What you are asked to do.
The entries below should be quoted exactly, with no pictures carried over.

Records for the exercise.
※

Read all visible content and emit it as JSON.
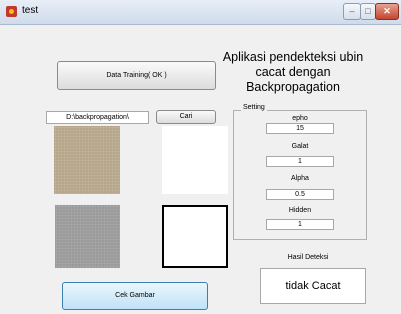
{
  "window": {
    "title": "test",
    "controls": {
      "minimize": "–",
      "maximize": "□",
      "close": "✕"
    }
  },
  "app_title": [
    "Aplikasi pendekteksi ubin",
    "cacat dengan",
    "Backpropagation"
  ],
  "buttons": {
    "data_training": "Data Training( OK )",
    "cari": "Cari",
    "cek_gambar": "Cek Gambar"
  },
  "path_field": {
    "value": "D:\\backpropagation\\"
  },
  "setting": {
    "title": "Setting",
    "epho_label": "epho",
    "epho_value": "15",
    "galat_label": "Galat",
    "galat_value": "1",
    "alpha_label": "Alpha",
    "alpha_value": "0.5",
    "hidden_label": "Hidden",
    "hidden_value": "1"
  },
  "result": {
    "label": "Hasil Deteksi",
    "value": "tidak Cacat"
  },
  "icons": {
    "app": "app-icon"
  }
}
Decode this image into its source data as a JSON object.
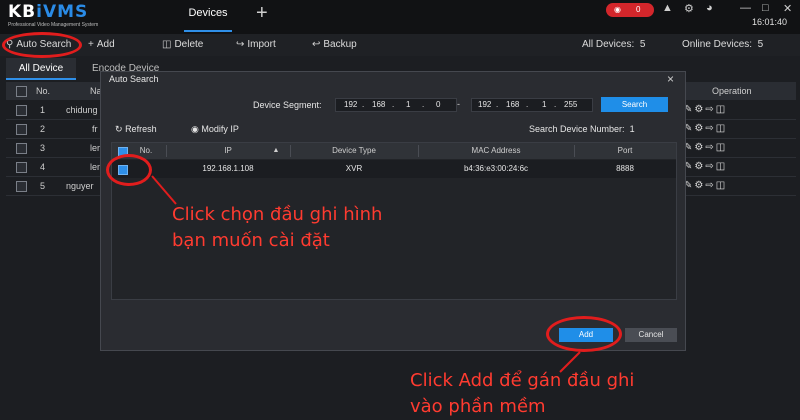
{
  "app": {
    "brand_a": "KB",
    "brand_b": "iVMS",
    "tagline": "Professional Video Management System",
    "tab_title": "Devices",
    "add_tab": "+",
    "alarm_count": "0",
    "clock": "16:01:40"
  },
  "toolbar": {
    "auto_search": "Auto Search",
    "add": "Add",
    "delete": "Delete",
    "import": "Import",
    "backup": "Backup",
    "all_devices_label": "All Devices:",
    "all_devices_value": "5",
    "online_devices_label": "Online Devices:",
    "online_devices_value": "5"
  },
  "tabs": {
    "all_device": "All Device",
    "encode_device": "Encode Device"
  },
  "main_table": {
    "col_no": "No.",
    "col_name": "Na",
    "col_operation": "Operation",
    "rows": [
      {
        "no": "1",
        "name": "chidung"
      },
      {
        "no": "2",
        "name": "fr"
      },
      {
        "no": "3",
        "name": "ler"
      },
      {
        "no": "4",
        "name": "lem"
      },
      {
        "no": "5",
        "name": "nguyer"
      }
    ]
  },
  "modal": {
    "title": "Auto Search",
    "close": "×",
    "segment_label": "Device Segment:",
    "start_ip": [
      "192",
      "168",
      "1",
      "0"
    ],
    "end_ip": [
      "192",
      "168",
      "1",
      "255"
    ],
    "ip_dot": ".",
    "segment_dash": "-",
    "search": "Search",
    "refresh": "Refresh",
    "modify_ip": "Modify IP",
    "search_device_number_label": "Search Device Number:",
    "search_device_number_value": "1",
    "columns": [
      "No.",
      "IP",
      "Device Type",
      "MAC Address",
      "Port"
    ],
    "rows": [
      {
        "ip": "192.168.1.108",
        "device_type": "XVR",
        "mac": "b4:36:e3:00:24:6c",
        "port": "8888"
      }
    ],
    "add": "Add",
    "cancel": "Cancel"
  },
  "annotations": {
    "line1": "Click chọn đầu ghi hình",
    "line2": "bạn muốn cài đặt",
    "line3": "Click Add để gán đầu ghi",
    "line4": "vào phần mềm"
  },
  "colors": {
    "accent": "#1f8ee8",
    "alarm": "#d3262b",
    "annotation": "#ff3b30",
    "ring": "#e11d1d"
  }
}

※

Written solution.
Read all visible content and emit it as JSON.
{
  "window": {
    "title": "test",
    "controls": {
      "minimize": "–",
      "maximize": "□",
      "close": "✕"
    }
  },
  "app_title": [
    "Aplikasi pendekteksi ubin",
    "cacat dengan",
    "Backpropagation"
  ],
  "buttons": {
    "data_training": "Data Training( OK )",
    "cari": "Cari",
    "cek_gambar": "Cek Gambar"
  },
  "path_field": {
    "value": "D:\\backpropagation\\"
  },
  "setting": {
    "title": "Setting",
    "epho_label": "epho",
    "epho_value": "15",
    "galat_label": "Galat",
    "galat_value": "1",
    "alpha_label": "Alpha",
    "alpha_value": "0.5",
    "hidden_label": "Hidden",
    "hidden_value": "1"
  },
  "result": {
    "label": "Hasil Deteksi",
    "value": "tidak Cacat"
  },
  "icons": {
    "app": "app-icon"
  }
}
Decode this image into its source data as a JSON object.
{
  "app": {
    "brand_a": "KB",
    "brand_b": "iVMS",
    "tagline": "Professional Video Management System",
    "tab_title": "Devices",
    "add_tab": "+",
    "alarm_count": "0",
    "clock": "16:01:40"
  },
  "toolbar": {
    "auto_search": "Auto Search",
    "add": "Add",
    "delete": "Delete",
    "import": "Import",
    "backup": "Backup",
    "all_devices_label": "All Devices:",
    "all_devices_value": "5",
    "online_devices_label": "Online Devices:",
    "online_devices_value": "5"
  },
  "tabs": {
    "all_device": "All Device",
    "encode_device": "Encode Device"
  },
  "main_table": {
    "col_no": "No.",
    "col_name": "Na",
    "col_operation": "Operation",
    "rows": [
      {
        "no": "1",
        "name": "chidung"
      },
      {
        "no": "2",
        "name": "fr"
      },
      {
        "no": "3",
        "name": "ler"
      },
      {
        "no": "4",
        "name": "lem"
      },
      {
        "no": "5",
        "name": "nguyer"
      }
    ]
  },
  "modal": {
    "title": "Auto Search",
    "close": "×",
    "segment_label": "Device Segment:",
    "start_ip": [
      "192",
      "168",
      "1",
      "0"
    ],
    "end_ip": [
      "192",
      "168",
      "1",
      "255"
    ],
    "ip_dot": ".",
    "segment_dash": "-",
    "search": "Search",
    "refresh": "Refresh",
    "modify_ip": "Modify IP",
    "search_device_number_label": "Search Device Number:",
    "search_device_number_value": "1",
    "columns": [
      "No.",
      "IP",
      "Device Type",
      "MAC Address",
      "Port"
    ],
    "rows": [
      {
        "ip": "192.168.1.108",
        "device_type": "XVR",
        "mac": "b4:36:e3:00:24:6c",
        "port": "8888"
      }
    ],
    "add": "Add",
    "cancel": "Cancel"
  },
  "annotations": {
    "line1": "Click chọn đầu ghi hình",
    "line2": "bạn muốn cài đặt",
    "line3": "Click Add để gán đầu ghi",
    "line4": "vào phần mềm"
  },
  "colors": {
    "accent": "#1f8ee8",
    "alarm": "#d3262b",
    "annotation": "#ff3b30",
    "ring": "#e11d1d"
  }
}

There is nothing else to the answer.